Task details>
Look through the material and copy each line holding "this".

Provided information>
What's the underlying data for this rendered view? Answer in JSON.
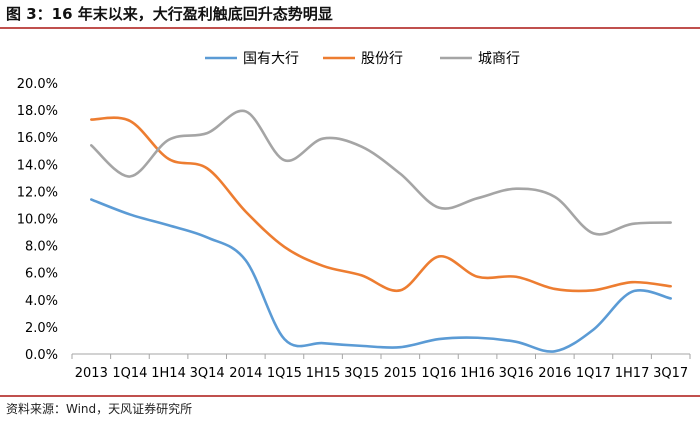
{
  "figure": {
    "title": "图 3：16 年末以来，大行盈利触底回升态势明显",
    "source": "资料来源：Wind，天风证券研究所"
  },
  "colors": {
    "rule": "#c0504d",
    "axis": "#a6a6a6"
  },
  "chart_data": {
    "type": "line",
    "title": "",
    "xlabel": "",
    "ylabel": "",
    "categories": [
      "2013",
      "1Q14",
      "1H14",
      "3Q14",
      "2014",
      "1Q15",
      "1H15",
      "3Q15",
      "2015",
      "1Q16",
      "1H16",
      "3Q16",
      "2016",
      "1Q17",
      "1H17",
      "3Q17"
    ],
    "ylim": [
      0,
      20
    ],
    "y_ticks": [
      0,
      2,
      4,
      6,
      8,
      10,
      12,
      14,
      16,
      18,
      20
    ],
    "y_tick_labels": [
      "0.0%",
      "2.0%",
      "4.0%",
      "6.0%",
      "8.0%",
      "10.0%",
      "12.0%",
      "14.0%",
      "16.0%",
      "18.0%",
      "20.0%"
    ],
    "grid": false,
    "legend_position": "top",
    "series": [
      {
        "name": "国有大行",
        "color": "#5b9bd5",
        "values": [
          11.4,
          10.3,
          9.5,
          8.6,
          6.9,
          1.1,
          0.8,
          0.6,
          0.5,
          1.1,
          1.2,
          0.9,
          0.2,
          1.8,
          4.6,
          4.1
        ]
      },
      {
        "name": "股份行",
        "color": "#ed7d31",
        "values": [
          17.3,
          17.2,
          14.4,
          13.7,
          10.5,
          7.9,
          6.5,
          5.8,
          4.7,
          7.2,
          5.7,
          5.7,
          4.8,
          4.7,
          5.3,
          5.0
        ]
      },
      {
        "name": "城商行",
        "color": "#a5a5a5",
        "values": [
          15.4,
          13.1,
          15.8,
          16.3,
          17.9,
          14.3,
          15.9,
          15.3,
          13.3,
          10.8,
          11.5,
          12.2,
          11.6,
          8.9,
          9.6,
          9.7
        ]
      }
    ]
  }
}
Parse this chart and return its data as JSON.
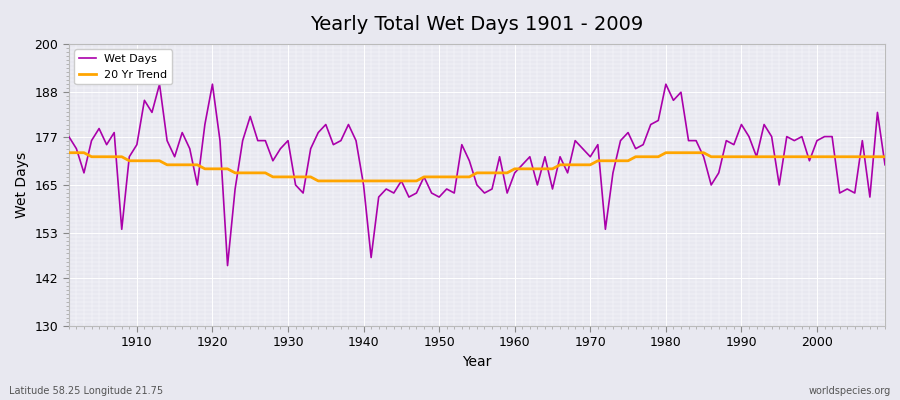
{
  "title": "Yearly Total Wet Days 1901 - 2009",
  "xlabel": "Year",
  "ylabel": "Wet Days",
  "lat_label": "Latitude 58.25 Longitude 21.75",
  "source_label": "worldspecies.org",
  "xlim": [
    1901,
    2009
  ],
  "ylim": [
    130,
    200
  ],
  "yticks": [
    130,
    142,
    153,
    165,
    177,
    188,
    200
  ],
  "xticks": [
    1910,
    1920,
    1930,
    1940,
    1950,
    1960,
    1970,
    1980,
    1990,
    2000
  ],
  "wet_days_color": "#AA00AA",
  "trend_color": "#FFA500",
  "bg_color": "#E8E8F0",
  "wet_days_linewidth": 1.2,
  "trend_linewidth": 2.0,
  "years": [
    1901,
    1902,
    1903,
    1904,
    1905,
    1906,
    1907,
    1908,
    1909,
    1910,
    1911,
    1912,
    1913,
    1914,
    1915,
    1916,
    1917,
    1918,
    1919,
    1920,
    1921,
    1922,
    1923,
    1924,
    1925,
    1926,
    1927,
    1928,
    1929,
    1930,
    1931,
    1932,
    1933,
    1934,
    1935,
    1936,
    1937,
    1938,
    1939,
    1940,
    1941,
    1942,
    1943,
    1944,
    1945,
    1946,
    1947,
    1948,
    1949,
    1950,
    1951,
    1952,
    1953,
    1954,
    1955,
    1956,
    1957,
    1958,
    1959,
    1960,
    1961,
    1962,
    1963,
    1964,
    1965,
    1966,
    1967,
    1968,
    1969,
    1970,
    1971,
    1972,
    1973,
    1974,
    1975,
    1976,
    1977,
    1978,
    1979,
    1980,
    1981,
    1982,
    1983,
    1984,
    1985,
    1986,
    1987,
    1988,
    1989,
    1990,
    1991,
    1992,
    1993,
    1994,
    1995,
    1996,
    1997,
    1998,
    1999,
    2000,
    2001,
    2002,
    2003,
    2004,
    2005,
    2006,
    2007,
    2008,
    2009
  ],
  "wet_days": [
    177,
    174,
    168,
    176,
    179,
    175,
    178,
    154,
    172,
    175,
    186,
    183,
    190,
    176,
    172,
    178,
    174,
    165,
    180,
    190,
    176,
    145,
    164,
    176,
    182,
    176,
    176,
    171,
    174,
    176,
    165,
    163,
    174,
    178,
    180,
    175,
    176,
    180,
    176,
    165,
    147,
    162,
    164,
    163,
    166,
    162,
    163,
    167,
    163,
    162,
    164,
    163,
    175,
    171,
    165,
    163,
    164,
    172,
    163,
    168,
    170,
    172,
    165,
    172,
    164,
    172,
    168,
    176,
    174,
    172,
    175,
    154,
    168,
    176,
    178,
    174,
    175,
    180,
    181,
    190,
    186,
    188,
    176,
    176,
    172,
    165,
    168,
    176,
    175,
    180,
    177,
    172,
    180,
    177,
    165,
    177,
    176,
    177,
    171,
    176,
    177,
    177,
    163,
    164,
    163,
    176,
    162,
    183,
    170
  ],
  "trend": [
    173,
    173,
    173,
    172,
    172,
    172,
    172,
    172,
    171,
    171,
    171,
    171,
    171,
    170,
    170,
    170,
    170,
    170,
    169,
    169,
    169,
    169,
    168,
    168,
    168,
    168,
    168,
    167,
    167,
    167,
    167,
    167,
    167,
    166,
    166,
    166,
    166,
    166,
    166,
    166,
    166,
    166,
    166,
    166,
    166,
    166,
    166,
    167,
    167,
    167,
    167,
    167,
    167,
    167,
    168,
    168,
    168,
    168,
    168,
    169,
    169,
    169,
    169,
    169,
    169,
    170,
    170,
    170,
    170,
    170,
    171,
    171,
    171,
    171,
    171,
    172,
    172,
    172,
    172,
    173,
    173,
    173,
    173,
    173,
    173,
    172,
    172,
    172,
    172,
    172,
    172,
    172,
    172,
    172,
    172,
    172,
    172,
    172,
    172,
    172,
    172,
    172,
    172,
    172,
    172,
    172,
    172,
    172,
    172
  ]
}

Answer for the task>
What's the underlying data for this rendered view? Answer in JSON.
Parse this chart and return its data as JSON.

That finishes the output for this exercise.